━━ 提供データ

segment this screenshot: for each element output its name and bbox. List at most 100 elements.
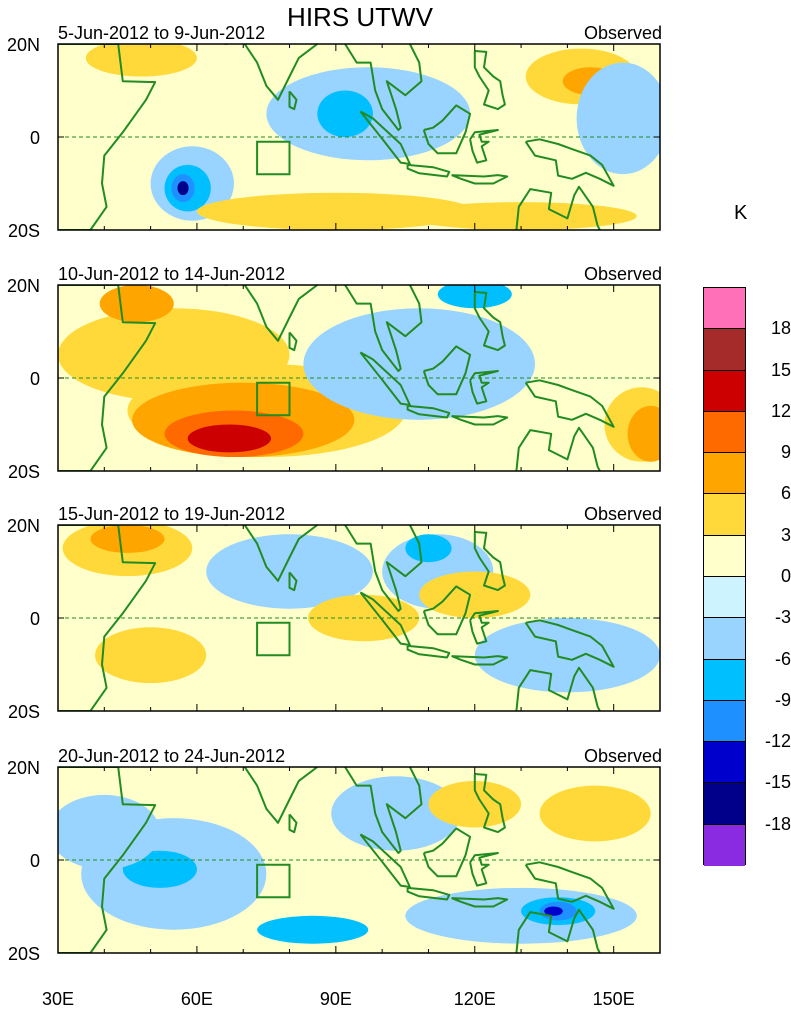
coastline [477,744,484,758]
latitude-label: 0 [29,128,40,148]
colorbar-box [704,659,745,701]
colorbar-box [704,700,745,743]
coastline [451,415,509,426]
coastline [451,174,509,185]
coastline [58,525,157,711]
latitude-label: 0 [29,609,40,629]
coastline [515,426,601,471]
anomaly-contour--3 [58,794,160,870]
panel-period-label: 10-Jun-2012 to 14-Jun-2012 [58,264,286,284]
anomaly-contour--3 [331,776,461,851]
coastline [451,655,509,666]
coastline [344,44,423,131]
panel-type-label: Observed [583,23,662,43]
coastline [422,345,472,396]
coastline [224,285,318,342]
panel-period-label: 20-Jun-2012 to 24-Jun-2012 [58,746,286,766]
anomaly-contour--12 [544,906,563,916]
anomaly-contour--6 [405,534,452,563]
anomaly-contour-6 [627,405,660,462]
coastline [406,886,451,901]
colorbar-label: 0 [780,566,791,586]
coastline [473,291,506,352]
coastline [422,585,472,636]
map-plot [57,524,661,712]
colorbar-box [704,742,745,784]
coastline [359,591,411,646]
coastline [477,502,484,516]
panel-type-label: Observed [583,504,662,524]
longitude-label: 90E [319,989,352,1009]
colorbar-label: -3 [774,607,791,628]
coastline [58,767,157,953]
anomaly-contour-3 [419,571,531,618]
map-panel: 20-Jun-2012 to 24-Jun-2012 Observed 20N 0 20… [0,745,700,985]
region-box [256,863,291,899]
coastline [524,138,615,187]
anomaly-contour--3 [474,618,660,693]
coastline [422,104,472,155]
latitude-label: 20N [6,758,40,778]
longitude-label: 30E [41,989,75,1009]
anomaly-contour--3 [405,887,637,944]
colorbar-box [704,783,745,825]
anomaly-contour--3 [206,534,373,609]
coastline [224,767,318,824]
coastline [406,404,451,419]
coastline [469,129,499,164]
latitude-label: 20S [7,462,40,482]
anomaly-contour-12 [187,424,272,453]
latitude-label: 20N [6,276,40,296]
map-plot [57,43,661,231]
coastline [288,331,298,352]
map-panel: 5-Jun-2012 to 9-Jun-2012 Observed 20N 0 20S [0,22,700,262]
coastline [422,827,472,878]
coastline [406,163,451,178]
colorbar-label: -12 [764,731,791,752]
colorbar-box [704,411,745,454]
longitude-axis: 30E 60E 90E 120E 150E [0,988,700,1010]
coastline [344,525,423,612]
latitude-label: 20S [7,221,40,241]
map-panel: 15-Jun-2012 to 19-Jun-2012 Observed 20N 0 20… [0,503,700,743]
colorbar-label: 18 [770,318,791,339]
coastline [359,833,411,888]
coastline [224,44,318,101]
coastline [515,185,601,230]
latitude-label: 0 [29,851,40,871]
coastline [469,610,499,645]
colorbar-label: -18 [764,813,791,834]
colorbar [703,287,746,866]
longitude-label: 60E [180,989,213,1009]
colorbar-box [704,576,745,619]
longitude-label: 120E [453,989,496,1009]
latitude-label: 20S [7,702,40,722]
coastline [524,379,615,428]
region-box [256,140,291,176]
colorbar-label: 15 [770,359,791,380]
colorbar-box [704,494,745,536]
coastline [224,525,318,582]
anomaly-contour--3 [576,62,660,175]
coastline [477,21,484,35]
region-box [256,381,291,417]
latitude-label: 20S [7,944,40,964]
anomaly-contour-3 [95,627,207,684]
colorbar-box [704,618,745,660]
anomaly-contour--15 [177,181,189,196]
region-box [256,621,291,657]
colorbar-box [704,288,745,330]
coastline [524,861,615,910]
coastline [473,531,506,592]
map-plot [57,284,661,472]
colorbar-label: 12 [770,400,791,421]
main-title: HIRS UTWV [287,2,433,32]
colorbar-label: -6 [774,648,791,669]
anomaly-contour-3 [196,192,475,230]
latitude-label: 20N [6,35,40,55]
longitude-label: 150E [592,989,635,1009]
coastline [288,571,298,592]
anomaly-contour--6 [317,90,373,137]
colorbar-label: 6 [780,483,791,504]
panel-period-label: 5-Jun-2012 to 9-Jun-2012 [58,23,266,43]
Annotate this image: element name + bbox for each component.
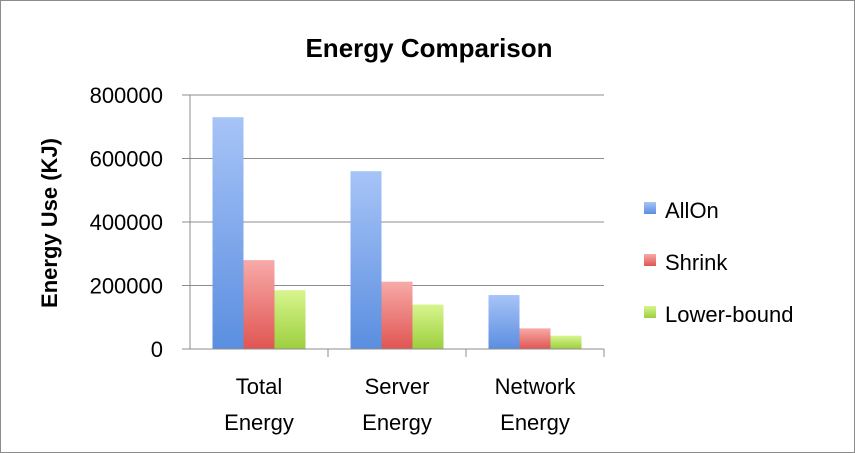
x-category-label: Energy <box>224 410 294 435</box>
bar-lower-bound <box>550 335 582 349</box>
y-tick-label: 800000 <box>90 83 163 108</box>
bar-shrink <box>381 281 413 349</box>
legend-label: Lower-bound <box>665 302 793 327</box>
x-category-label: Energy <box>362 410 432 435</box>
x-category-label: Server <box>365 374 430 399</box>
x-category-label: Total <box>236 374 282 399</box>
x-category-label: Network <box>495 374 577 399</box>
y-tick-label: 200000 <box>90 274 163 299</box>
x-category-label: Energy <box>500 410 570 435</box>
bar-allon <box>212 117 244 349</box>
y-tick-label: 0 <box>151 337 163 362</box>
bar-shrink <box>243 260 275 349</box>
y-tick-label: 600000 <box>90 147 163 172</box>
x-category-labels: Total Energy Server Energy Network Energy <box>224 374 576 435</box>
legend-swatch <box>644 202 656 214</box>
bar-lower-bound <box>412 304 444 349</box>
bar-shrink <box>519 328 551 349</box>
bars <box>212 117 582 349</box>
legend-swatch <box>644 306 656 318</box>
legend-label: Shrink <box>665 250 728 275</box>
y-tick-label: 400000 <box>90 210 163 235</box>
legend: AllOn Shrink Lower-bound <box>644 198 793 327</box>
bar-allon <box>350 171 382 349</box>
legend-label: AllOn <box>665 198 719 223</box>
y-axis-label: Energy Use (KJ) <box>37 138 62 308</box>
chart-title: Energy Comparison <box>305 33 552 63</box>
y-tick-labels: 0 200000 400000 600000 800000 <box>90 83 163 362</box>
bar-lower-bound <box>274 290 306 349</box>
bar-allon <box>488 295 520 349</box>
axes <box>189 95 605 357</box>
legend-swatch <box>644 254 656 266</box>
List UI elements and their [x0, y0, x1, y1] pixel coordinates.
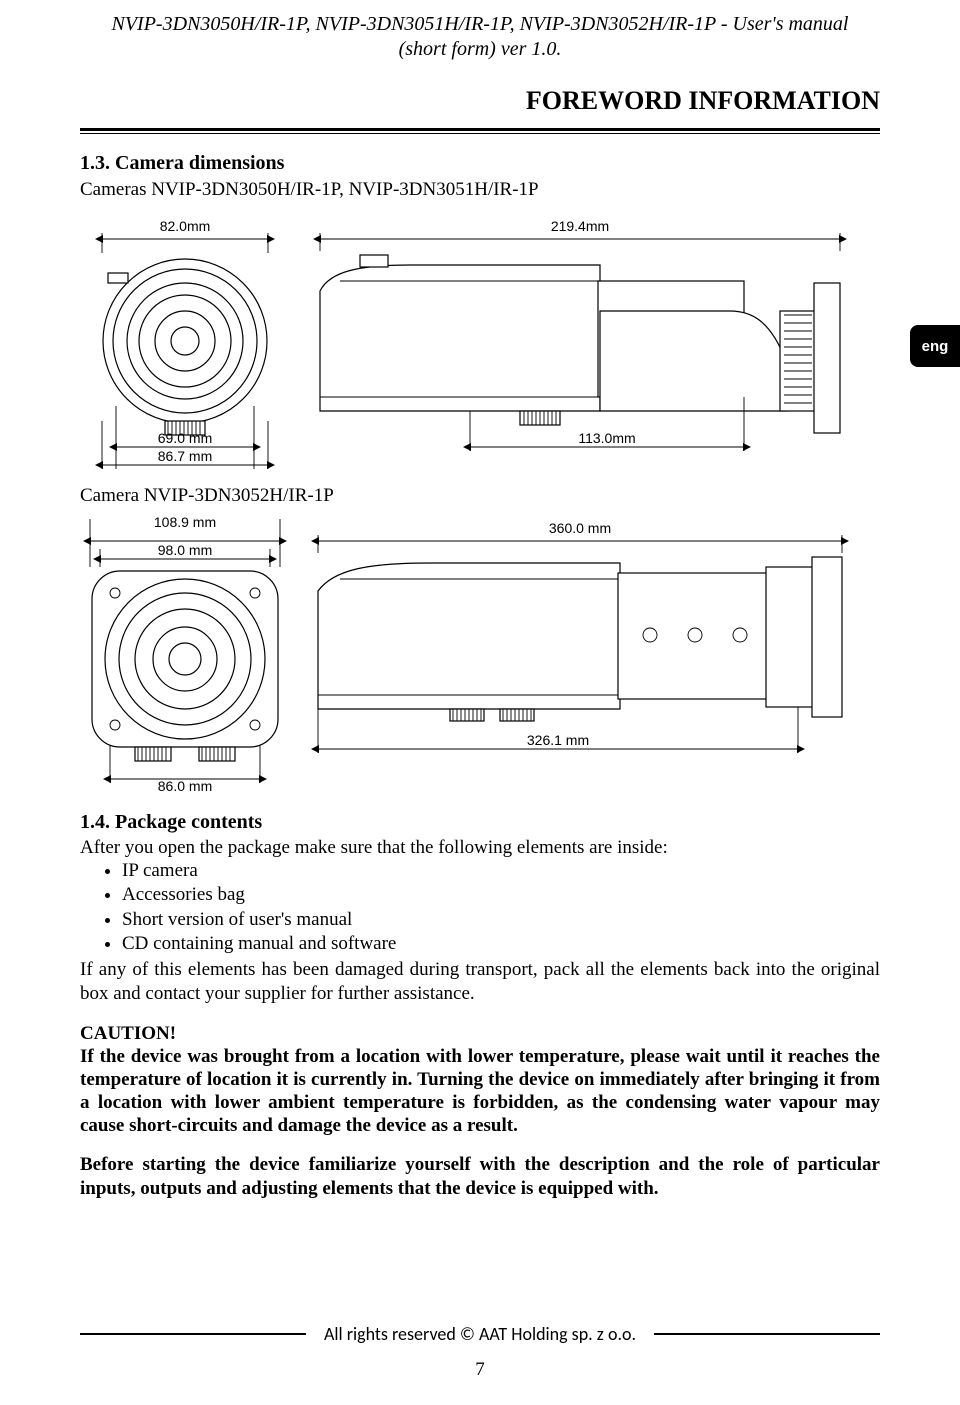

━━━━

### 作成内容
「x-category-label: Energy <box>224」を含む行で始まり、アイテムの末尾で終わる部分を、「bar-shrink」を「bar-compact」に置き換えて書き直してください。ほかは変えず、画像は解答に含めないでください。

### この課題の解答
x-category-label: Energy <box>224 410 294 435</box>
bar-lower-bound <box>550 335 582 349</box>
y-tick-label: 800000 <box>90 83 163 108</box>
bar-compact <box>381 281 413 349</box>
legend-label: Lower-bound <box>665 302 793 327</box>
x-category-label: Energy <box>362 410 432 435</box>
x-category-label: Server <box>365 374 430 399</box>
x-category-label: Total <box>236 374 282 399</box>
x-category-label: Network <box>495 374 577 399</box>
y-tick-label: 200000 <box>90 274 163 299</box>
x-category-label: Energy <box>500 410 570 435</box>
bar-allon <box>212 117 244 349</box>
y-tick-label: 0 <box>151 337 163 362</box>
bar-compact <box>243 260 275 349</box>
y-tick-label: 600000 <box>90 147 163 172</box>
x-category-labels: Total Energy Server Energy Network Energy <box>224 374 576 435</box>
legend-swatch <box>644 202 656 214</box>
bar-lower-bound <box>412 304 444 349</box>
bar-compact <box>519 328 551 349</box>
bars <box>212 117 582 349</box>
legend-swatch <box>644 306 656 318</box>
legend-label: Shrink <box>665 250 728 275</box>
y-tick-label: 400000 <box>90 210 163 235</box>
legend: AllOn Shrink Lower-bound <box>644 198 793 327</box>
bar-allon <box>350 171 382 349</box>
legend-label: AllOn <box>665 198 719 223</box>
y-axis-label: Energy Use (KJ) <box>37 138 62 308</box>
chart-title: Energy Comparison <box>305 33 552 63</box>
y-tick-labels: 0 200000 400000 600000 800000 <box>90 83 163 362</box>
bar-lower-bound <box>274 290 306 349</box>
bar-allon <box>488 295 520 349</box>
axes <box>189 95 605 357</box>
legend-swatch <box>644 254 656 266</box>
List UI elements and their [x0, y0, x1, y1] pixel coordinates.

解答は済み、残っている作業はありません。